Start INPUT ROWS

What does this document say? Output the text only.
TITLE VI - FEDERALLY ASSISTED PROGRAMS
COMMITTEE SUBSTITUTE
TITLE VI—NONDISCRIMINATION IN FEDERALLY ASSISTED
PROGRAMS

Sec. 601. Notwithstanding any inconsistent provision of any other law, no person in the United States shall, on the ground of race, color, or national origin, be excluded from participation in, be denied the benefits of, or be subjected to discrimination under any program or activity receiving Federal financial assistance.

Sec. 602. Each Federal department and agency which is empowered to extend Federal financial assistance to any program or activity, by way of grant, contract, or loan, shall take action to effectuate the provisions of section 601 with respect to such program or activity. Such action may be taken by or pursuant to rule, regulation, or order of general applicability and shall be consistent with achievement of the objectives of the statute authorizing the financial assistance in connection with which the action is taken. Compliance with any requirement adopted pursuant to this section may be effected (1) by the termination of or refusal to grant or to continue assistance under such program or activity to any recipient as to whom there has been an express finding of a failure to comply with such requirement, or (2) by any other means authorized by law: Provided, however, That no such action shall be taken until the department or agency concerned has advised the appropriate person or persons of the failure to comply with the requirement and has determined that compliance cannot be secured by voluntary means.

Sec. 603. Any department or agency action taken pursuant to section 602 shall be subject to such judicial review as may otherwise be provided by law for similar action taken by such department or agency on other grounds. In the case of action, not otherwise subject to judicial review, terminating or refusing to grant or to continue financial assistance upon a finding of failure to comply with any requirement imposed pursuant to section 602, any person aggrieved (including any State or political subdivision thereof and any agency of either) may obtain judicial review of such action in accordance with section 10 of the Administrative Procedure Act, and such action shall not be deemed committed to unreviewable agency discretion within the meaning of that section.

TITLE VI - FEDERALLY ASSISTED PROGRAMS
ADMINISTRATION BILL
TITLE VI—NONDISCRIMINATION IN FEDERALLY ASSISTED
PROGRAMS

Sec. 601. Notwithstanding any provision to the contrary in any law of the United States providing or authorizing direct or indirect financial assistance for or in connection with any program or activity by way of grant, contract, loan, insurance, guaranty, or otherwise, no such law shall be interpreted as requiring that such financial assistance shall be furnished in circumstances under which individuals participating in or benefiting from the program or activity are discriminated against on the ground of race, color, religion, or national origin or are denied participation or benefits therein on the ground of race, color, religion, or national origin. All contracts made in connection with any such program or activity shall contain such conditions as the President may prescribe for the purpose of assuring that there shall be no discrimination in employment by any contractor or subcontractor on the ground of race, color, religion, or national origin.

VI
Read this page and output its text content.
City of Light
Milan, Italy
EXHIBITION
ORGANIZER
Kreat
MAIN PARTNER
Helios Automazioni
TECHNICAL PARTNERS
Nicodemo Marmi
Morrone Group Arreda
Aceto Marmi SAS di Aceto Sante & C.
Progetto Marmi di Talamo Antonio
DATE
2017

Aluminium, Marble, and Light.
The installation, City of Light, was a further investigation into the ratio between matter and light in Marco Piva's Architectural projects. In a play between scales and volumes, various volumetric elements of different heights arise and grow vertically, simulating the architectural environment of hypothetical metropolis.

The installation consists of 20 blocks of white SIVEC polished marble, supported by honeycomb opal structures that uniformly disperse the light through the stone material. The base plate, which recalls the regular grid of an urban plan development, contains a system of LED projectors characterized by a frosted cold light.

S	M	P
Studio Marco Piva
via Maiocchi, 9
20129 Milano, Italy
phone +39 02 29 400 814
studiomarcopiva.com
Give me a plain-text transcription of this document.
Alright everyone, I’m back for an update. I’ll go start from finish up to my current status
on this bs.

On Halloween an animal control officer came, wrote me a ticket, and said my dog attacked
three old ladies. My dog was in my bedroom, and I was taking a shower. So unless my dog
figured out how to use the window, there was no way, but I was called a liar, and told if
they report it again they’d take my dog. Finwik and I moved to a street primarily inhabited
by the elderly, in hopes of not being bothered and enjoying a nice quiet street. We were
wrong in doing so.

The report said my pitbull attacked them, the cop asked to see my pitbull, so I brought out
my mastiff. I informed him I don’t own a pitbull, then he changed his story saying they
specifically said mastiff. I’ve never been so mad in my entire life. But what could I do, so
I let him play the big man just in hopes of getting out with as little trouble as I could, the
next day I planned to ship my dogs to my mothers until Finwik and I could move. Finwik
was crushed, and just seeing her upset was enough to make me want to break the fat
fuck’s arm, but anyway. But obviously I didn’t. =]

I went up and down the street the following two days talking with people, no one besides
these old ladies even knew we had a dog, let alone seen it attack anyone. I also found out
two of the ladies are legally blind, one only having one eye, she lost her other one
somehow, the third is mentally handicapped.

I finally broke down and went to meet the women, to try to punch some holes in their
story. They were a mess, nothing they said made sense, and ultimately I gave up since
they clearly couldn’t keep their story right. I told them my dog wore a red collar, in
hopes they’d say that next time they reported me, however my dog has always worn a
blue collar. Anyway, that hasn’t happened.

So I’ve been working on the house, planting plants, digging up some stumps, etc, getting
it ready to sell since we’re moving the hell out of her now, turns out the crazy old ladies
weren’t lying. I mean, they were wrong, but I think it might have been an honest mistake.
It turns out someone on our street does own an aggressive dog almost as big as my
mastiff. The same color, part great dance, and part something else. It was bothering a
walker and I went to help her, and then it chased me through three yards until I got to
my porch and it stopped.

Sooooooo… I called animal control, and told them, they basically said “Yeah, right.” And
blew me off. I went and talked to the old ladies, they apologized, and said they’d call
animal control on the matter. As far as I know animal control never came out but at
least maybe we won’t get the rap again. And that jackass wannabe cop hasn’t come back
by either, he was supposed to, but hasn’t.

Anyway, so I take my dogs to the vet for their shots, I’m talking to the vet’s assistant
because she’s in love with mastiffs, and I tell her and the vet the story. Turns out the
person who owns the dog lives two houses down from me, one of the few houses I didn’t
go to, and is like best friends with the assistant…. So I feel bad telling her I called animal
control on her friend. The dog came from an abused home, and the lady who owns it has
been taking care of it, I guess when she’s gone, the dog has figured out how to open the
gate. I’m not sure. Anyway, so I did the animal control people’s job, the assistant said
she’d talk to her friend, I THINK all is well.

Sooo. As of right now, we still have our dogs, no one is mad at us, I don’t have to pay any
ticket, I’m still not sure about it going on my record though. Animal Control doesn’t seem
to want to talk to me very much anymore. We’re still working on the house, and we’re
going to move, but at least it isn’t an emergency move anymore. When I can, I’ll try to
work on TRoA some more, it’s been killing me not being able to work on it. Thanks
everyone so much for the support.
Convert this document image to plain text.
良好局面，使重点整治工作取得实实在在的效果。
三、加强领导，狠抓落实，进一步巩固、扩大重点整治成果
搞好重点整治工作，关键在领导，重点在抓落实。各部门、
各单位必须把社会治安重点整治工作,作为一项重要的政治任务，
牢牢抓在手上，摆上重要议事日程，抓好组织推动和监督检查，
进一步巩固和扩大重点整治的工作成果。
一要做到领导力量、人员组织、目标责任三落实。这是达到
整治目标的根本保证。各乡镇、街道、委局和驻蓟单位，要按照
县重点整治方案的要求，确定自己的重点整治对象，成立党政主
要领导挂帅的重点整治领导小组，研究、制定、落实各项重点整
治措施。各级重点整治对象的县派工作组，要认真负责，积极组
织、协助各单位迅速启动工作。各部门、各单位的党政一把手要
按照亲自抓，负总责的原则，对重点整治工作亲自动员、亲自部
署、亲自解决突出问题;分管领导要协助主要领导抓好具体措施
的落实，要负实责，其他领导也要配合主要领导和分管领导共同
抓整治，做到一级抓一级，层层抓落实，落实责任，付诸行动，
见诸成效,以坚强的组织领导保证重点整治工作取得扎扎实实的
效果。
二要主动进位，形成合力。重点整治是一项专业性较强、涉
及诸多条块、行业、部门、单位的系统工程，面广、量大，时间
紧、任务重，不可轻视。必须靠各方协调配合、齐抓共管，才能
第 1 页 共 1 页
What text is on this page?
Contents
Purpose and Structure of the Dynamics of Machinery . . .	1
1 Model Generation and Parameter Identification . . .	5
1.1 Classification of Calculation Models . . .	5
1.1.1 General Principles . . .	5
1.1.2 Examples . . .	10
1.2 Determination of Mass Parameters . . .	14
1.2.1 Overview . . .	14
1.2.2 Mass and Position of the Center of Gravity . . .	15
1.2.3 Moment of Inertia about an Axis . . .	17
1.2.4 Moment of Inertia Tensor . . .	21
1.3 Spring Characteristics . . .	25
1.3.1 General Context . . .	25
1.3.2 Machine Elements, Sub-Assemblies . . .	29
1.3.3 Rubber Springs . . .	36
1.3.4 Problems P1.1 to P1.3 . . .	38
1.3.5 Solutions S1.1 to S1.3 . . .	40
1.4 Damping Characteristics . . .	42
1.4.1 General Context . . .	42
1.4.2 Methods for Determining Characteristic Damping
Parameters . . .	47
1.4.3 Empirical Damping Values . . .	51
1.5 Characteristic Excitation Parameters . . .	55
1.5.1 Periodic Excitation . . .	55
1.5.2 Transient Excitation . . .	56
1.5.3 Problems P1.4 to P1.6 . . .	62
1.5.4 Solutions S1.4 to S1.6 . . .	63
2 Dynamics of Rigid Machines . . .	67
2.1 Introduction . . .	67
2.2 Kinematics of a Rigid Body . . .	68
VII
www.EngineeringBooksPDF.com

End INPUT ROWS

- **PROBLEM DETAILS**: Reproduce the records above exactly, starting with the line that contains "What text is on this page?" and ending with the last line.

- **CORRECT ANSWER**:
What text is on this page?
Contents
Purpose and Structure of the Dynamics of Machinery . . .	1
1 Model Generation and Parameter Identification . . .	5
1.1 Classification of Calculation Models . . .	5
1.1.1 General Principles . . .	5
1.1.2 Examples . . .	10
1.2 Determination of Mass Parameters . . .	14
1.2.1 Overview . . .	14
1.2.2 Mass and Position of the Center of Gravity . . .	15
1.2.3 Moment of Inertia about an Axis . . .	17
1.2.4 Moment of Inertia Tensor . . .	21
1.3 Spring Characteristics . . .	25
1.3.1 General Context . . .	25
1.3.2 Machine Elements, Sub-Assemblies . . .	29
1.3.3 Rubber Springs . . .	36
1.3.4 Problems P1.1 to P1.3 . . .	38
1.3.5 Solutions S1.1 to S1.3 . . .	40
1.4 Damping Characteristics . . .	42
1.4.1 General Context . . .	42
1.4.2 Methods for Determining Characteristic Damping
Parameters . . .	47
1.4.3 Empirical Damping Values . . .	51
1.5 Characteristic Excitation Parameters . . .	55
1.5.1 Periodic Excitation . . .	55
1.5.2 Transient Excitation . . .	56
1.5.3 Problems P1.4 to P1.6 . . .	62
1.5.4 Solutions S1.4 to S1.6 . . .	63
2 Dynamics of Rigid Machines . . .	67
2.1 Introduction . . .	67
2.2 Kinematics of a Rigid Body . . .	68
VII
www.EngineeringBooksPDF.com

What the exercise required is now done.